== GIVEN ENTRIES ==
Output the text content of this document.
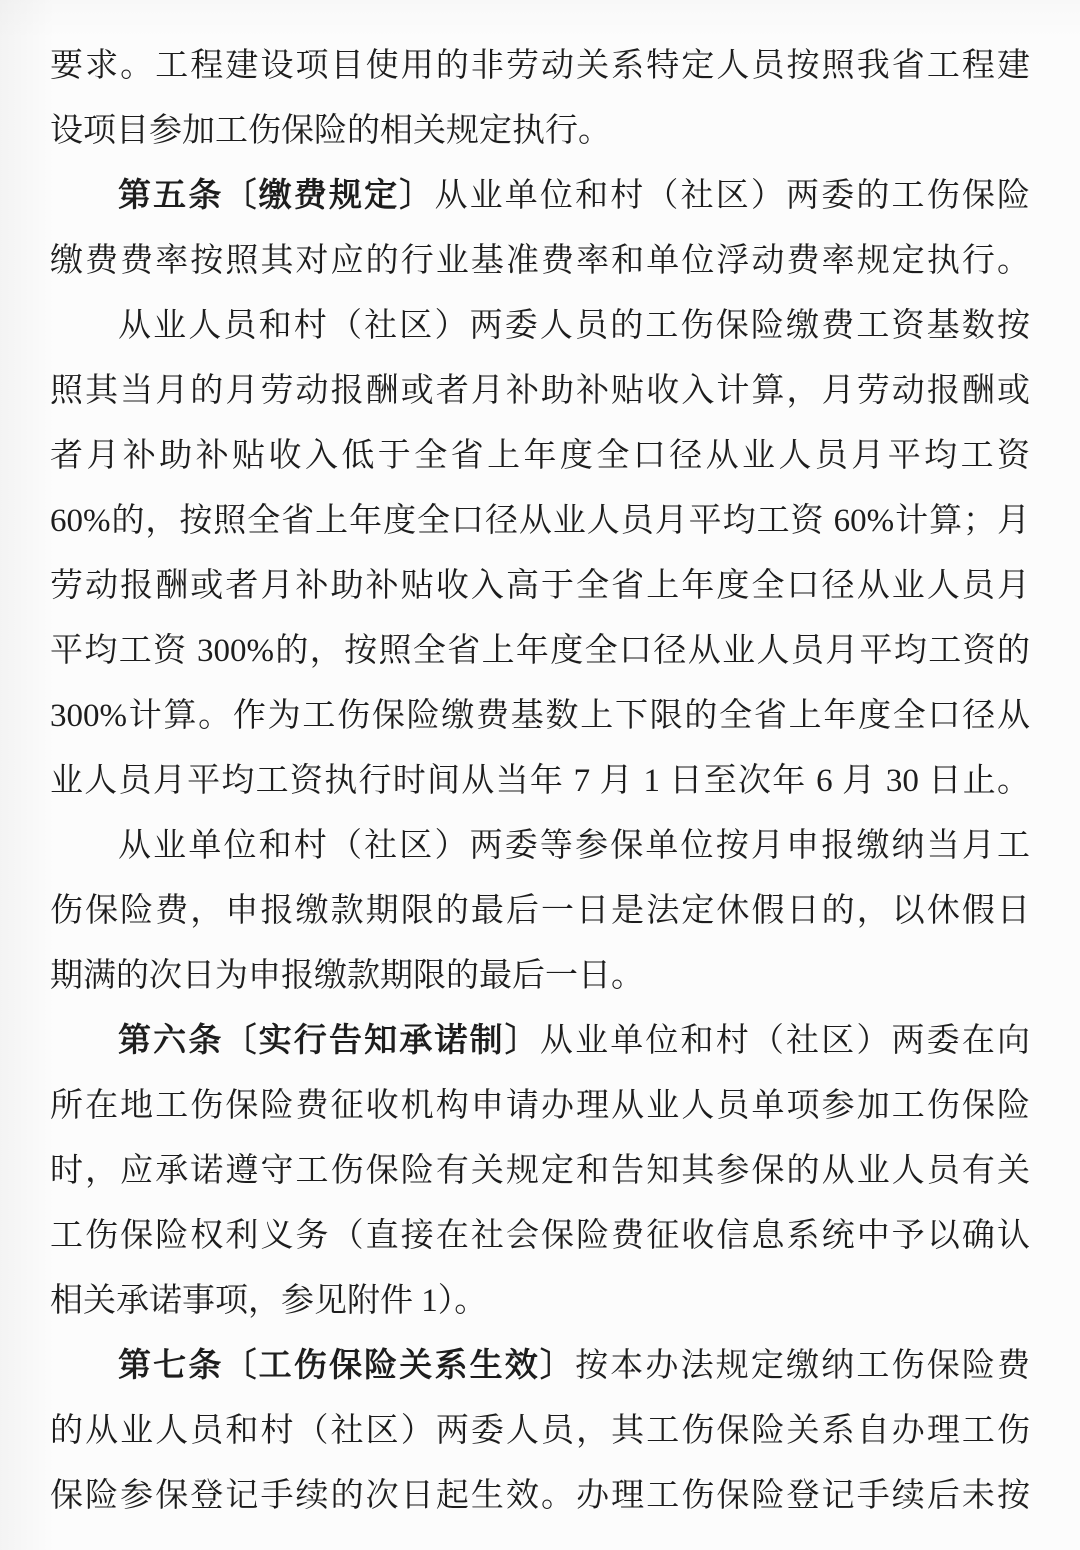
要求。工程建设项目使用的非劳动关系特定人员按照我省工程建
设项目参加工伤保险的相关规定执行。
第五条〔缴费规定〕从业单位和村（社区）两委的工伤保险
缴费费率按照其对应的行业基准费率和单位浮动费率规定执行。
从业人员和村（社区）两委人员的工伤保险缴费工资基数按
照其当月的月劳动报酬或者月补助补贴收入计算，月劳动报酬或
者月补助补贴收入低于全省上年度全口径从业人员月平均工资
60%的，按照全省上年度全口径从业人员月平均工资 60%计算；月
劳动报酬或者月补助补贴收入高于全省上年度全口径从业人员月
平均工资 300%的，按照全省上年度全口径从业人员月平均工资的
300%计算。作为工伤保险缴费基数上下限的全省上年度全口径从
业人员月平均工资执行时间从当年 7 月 1 日至次年 6 月 30 日止。
从业单位和村（社区）两委等参保单位按月申报缴纳当月工
伤保险费，申报缴款期限的最后一日是法定休假日的，以休假日
期满的次日为申报缴款期限的最后一日。
第六条〔实行告知承诺制〕从业单位和村（社区）两委在向
所在地工伤保险费征收机构申请办理从业人员单项参加工伤保险
时，应承诺遵守工伤保险有关规定和告知其参保的从业人员有关
工伤保险权利义务（直接在社会保险费征收信息系统中予以确认
相关承诺事项，参见附件 1）。
第七条〔工伤保险关系生效〕按本办法规定缴纳工伤保险费
的从业人员和村（社区）两委人员，其工伤保险关系自办理工伤
保险参保登记手续的次日起生效。办理工伤保险登记手续后未按
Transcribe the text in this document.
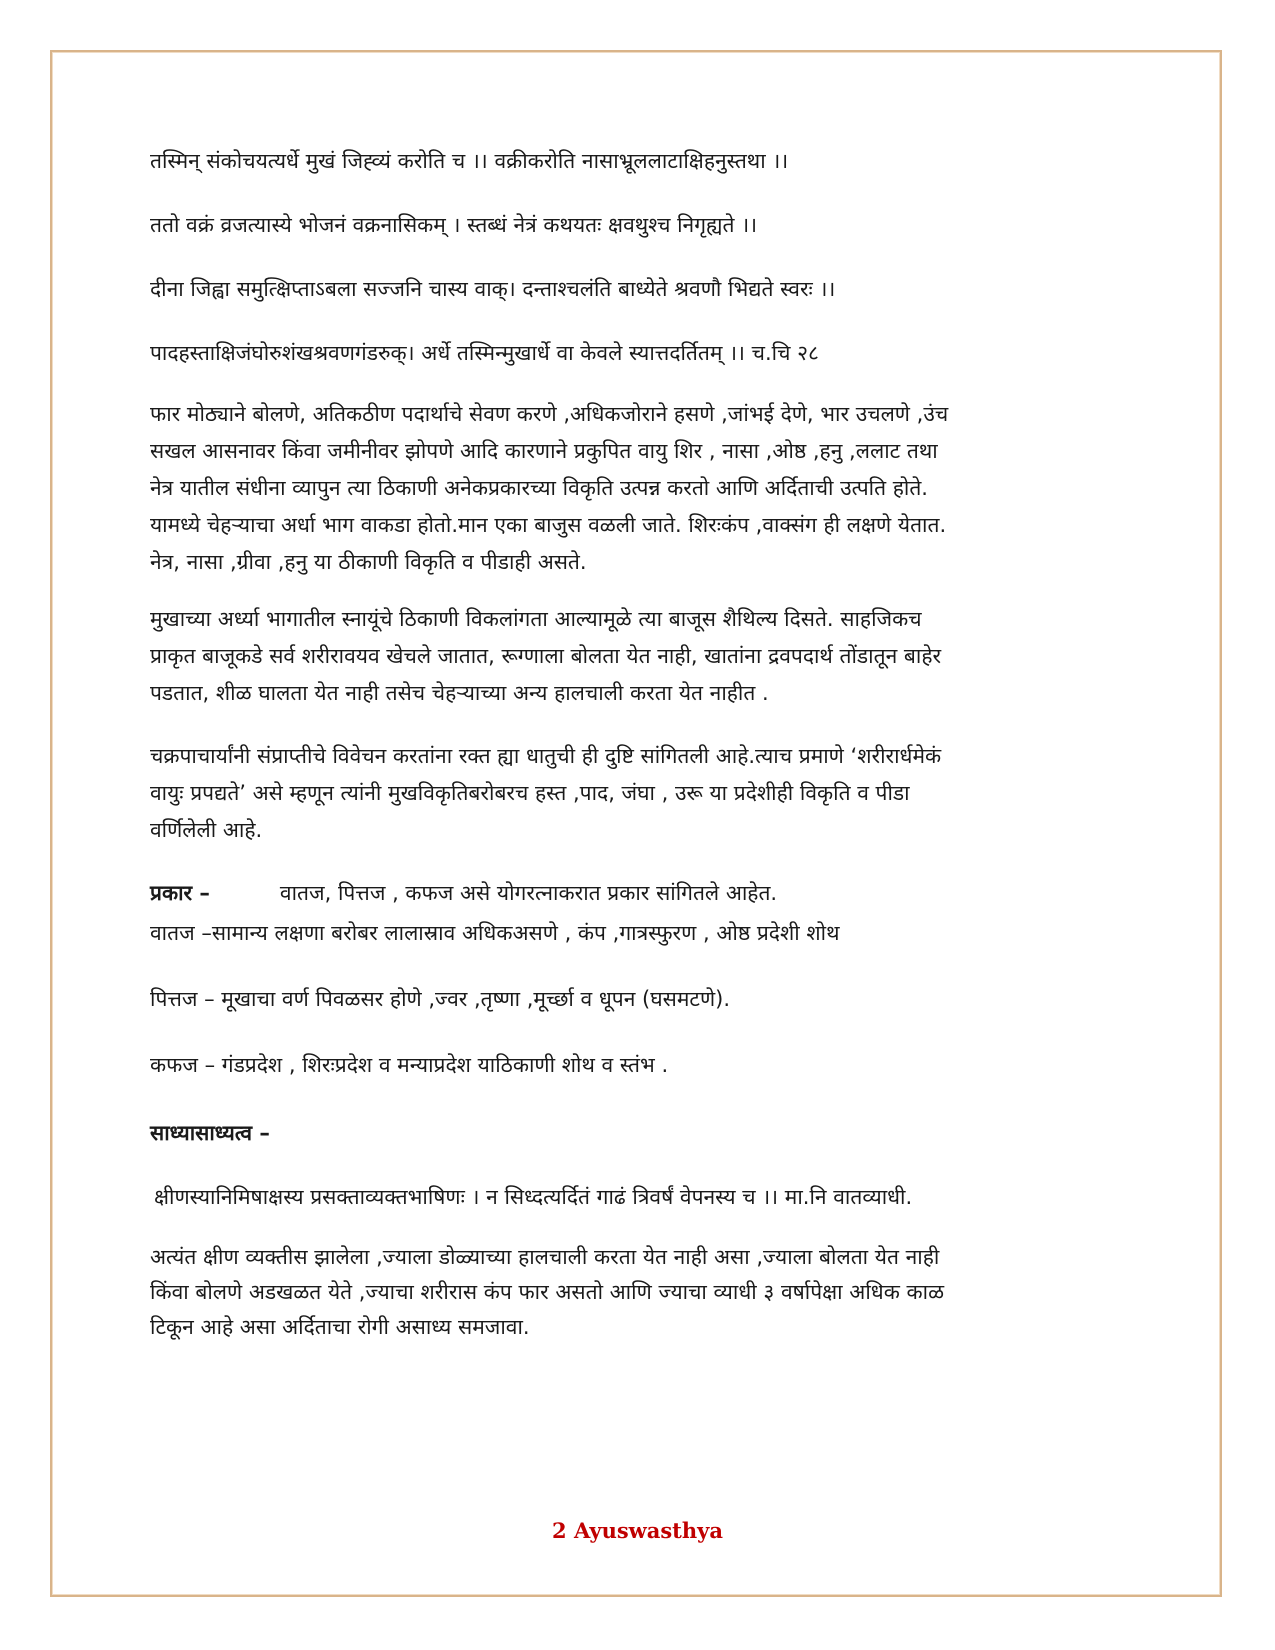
तस्मिन् संकोचयत्यर्धे मुखं जिह्व्यं करोति च ।। वक्रीकरोति नासाभ्रूललाटाक्षिहनुस्तथा ।।
ततो वक्रं व्रजत्यास्ये भोजनं वक्रनासिकम् । स्तब्धं नेत्रं कथयतः क्षवथुश्च निगृह्यते ।।
दीना जिह्वा समुत्क्षिप्ताऽबला सज्जनि चास्य वाक्। दन्ताश्चलंति बाध्येते श्रवणौ भिद्यते स्वरः ।।
पादहस्ताक्षिजंघोरुशंखश्रवणगंडरुक्। अर्धे तस्मिन्मुखार्धे वा केवले स्यात्तदर्तितम् ।। च.चि २८
फार मोठ्याने बोलणे, अतिकठीण पदार्थाचे सेवण करणे ,अधिकजोराने हसणे ,जांभई देणे, भार उचलणे ,उंच
सखल आसनावर किंवा जमीनीवर झोपणे आदि कारणाने प्रकुपित वायु शिर , नासा ,ओष्ठ ,हनु ,ललाट तथा
नेत्र यातील संधीना व्यापुन त्या ठिकाणी अनेकप्रकारच्या विकृति उत्पन्न करतो आणि अर्दिताची उत्पति होते.
यामध्ये चेहऱ्याचा अर्धा भाग वाकडा होतो.मान एका बाजुस वळली जाते. शिरःकंप ,वाक्संग ही लक्षणे येतात.
नेत्र, नासा ,ग्रीवा ,हनु या ठीकाणी विकृति व पीडाही असते.
मुखाच्या अर्ध्या भागातील स्नायूंचे ठिकाणी विकलांगता आल्यामूळे त्या बाजूस शैथिल्य दिसते. साहजिकच
प्राकृत बाजूकडे सर्व शरीरावयव खेचले जातात, रूग्णाला बोलता येत नाही, खातांना द्रवपदार्थ तोंडातून बाहेर
पडतात, शीळ घालता येत नाही तसेच चेहऱ्याच्या अन्य हालचाली करता येत नाहीत .
चक्रपाचार्यांनी संप्राप्तीचे विवेचन करतांना रक्त ह्या धातुची ही दुष्टि सांगितली आहे.त्याच प्रमाणे ‘शरीरार्धमेकं
वायुः प्रपद्यते’ असे म्हणून त्यांनी मुखविकृतिबरोबरच हस्त ,पाद, जंघा , उरू या प्रदेशीही विकृति व पीडा
वर्णिलेली आहे.
प्रकार –	वातज, पित्तज , कफज असे योगरत्नाकरात प्रकार सांगितले आहेत.
वातज –सामान्य लक्षणा बरोबर लालास्राव अधिकअसणे , कंप ,गात्रस्फुरण , ओष्ठ प्रदेशी शोथ
पित्तज – मूखाचा वर्ण पिवळसर होणे ,ज्वर ,तृष्णा ,मूर्च्छा व धूपन (घसमटणे).
कफज – गंडप्रदेश , शिरःप्रदेश व मन्याप्रदेश याठिकाणी शोथ व स्तंभ .
साध्यासाध्यत्व –
क्षीणस्यानिमिषाक्षस्य प्रसक्ताव्यक्तभाषिणः । न सिध्दत्यर्दितं गाढं त्रिवर्षं वेपनस्य च ।। मा.नि वातव्याधी.
अत्यंत क्षीण व्यक्तीस झालेला ,ज्याला डोळ्याच्या हालचाली करता येत नाही असा ,ज्याला बोलता येत नाही
किंवा बोलणे अडखळत येते ,ज्याचा शरीरास कंप फार असतो आणि ज्याचा व्याधी ३ वर्षापेक्षा अधिक काळ
टिकून आहे असा अर्दिताचा रोगी असाध्य समजावा.
2 Ayuswasthya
===
• DIRECTION:
Wherever the word "从业单位和村" occurs in a line of the listing, copy that line.

• TASK RESULT:
第五条〔缴费规定〕从业单位和村（社区）两委的工伤保险
从业单位和村（社区）两委等参保单位按月申报缴纳当月工
第六条〔实行告知承诺制〕从业单位和村（社区）两委在向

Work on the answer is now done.